What to produce: Using the records that follow, copy every line containing the word "label".

** Start of Given data **

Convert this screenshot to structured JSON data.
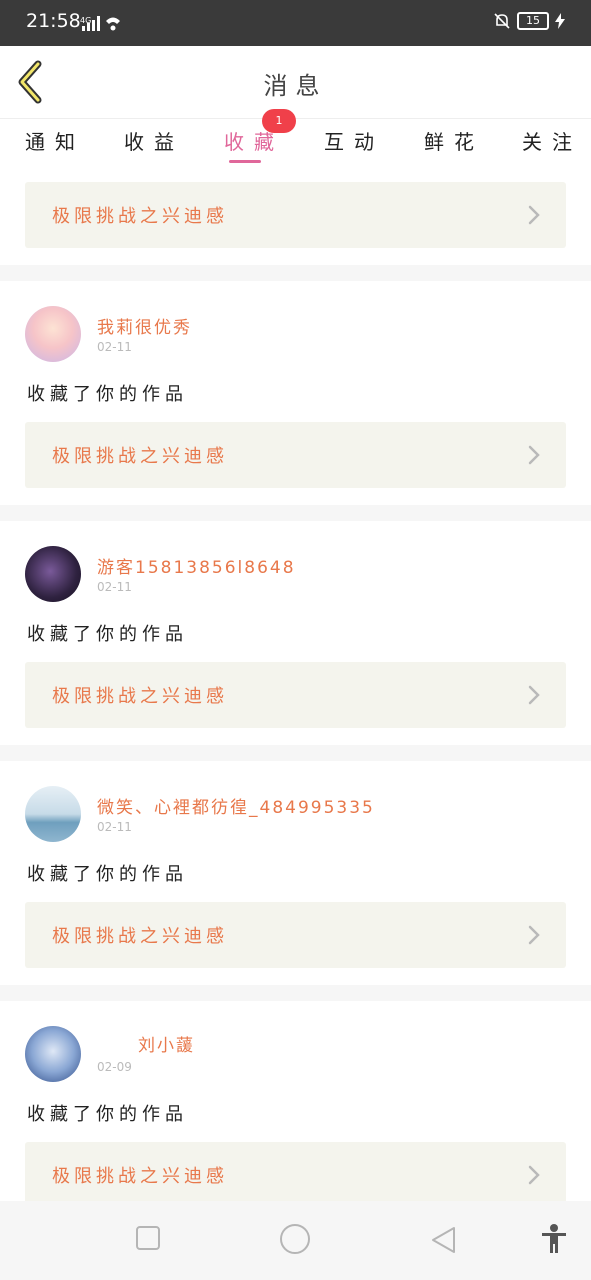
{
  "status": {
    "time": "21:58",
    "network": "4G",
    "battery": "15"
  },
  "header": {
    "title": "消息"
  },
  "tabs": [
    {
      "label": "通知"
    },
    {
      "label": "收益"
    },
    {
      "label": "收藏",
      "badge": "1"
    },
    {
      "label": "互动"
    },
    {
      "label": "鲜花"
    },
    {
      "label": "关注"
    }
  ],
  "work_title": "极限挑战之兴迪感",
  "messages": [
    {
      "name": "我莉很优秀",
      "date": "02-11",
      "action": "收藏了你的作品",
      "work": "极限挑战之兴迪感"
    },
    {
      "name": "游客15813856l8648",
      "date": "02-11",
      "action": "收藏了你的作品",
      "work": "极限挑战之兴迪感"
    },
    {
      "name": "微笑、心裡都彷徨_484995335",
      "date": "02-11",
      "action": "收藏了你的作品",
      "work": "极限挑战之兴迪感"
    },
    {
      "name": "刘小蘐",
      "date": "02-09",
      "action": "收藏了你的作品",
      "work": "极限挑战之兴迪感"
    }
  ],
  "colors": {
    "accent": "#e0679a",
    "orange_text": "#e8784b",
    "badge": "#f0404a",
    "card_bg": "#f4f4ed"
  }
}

** End of Given data **

Full answer:
      "label": "通知"
      "label": "收益"
      "label": "收藏",
      "label": "互动"
      "label": "鲜花"
      "label": "关注"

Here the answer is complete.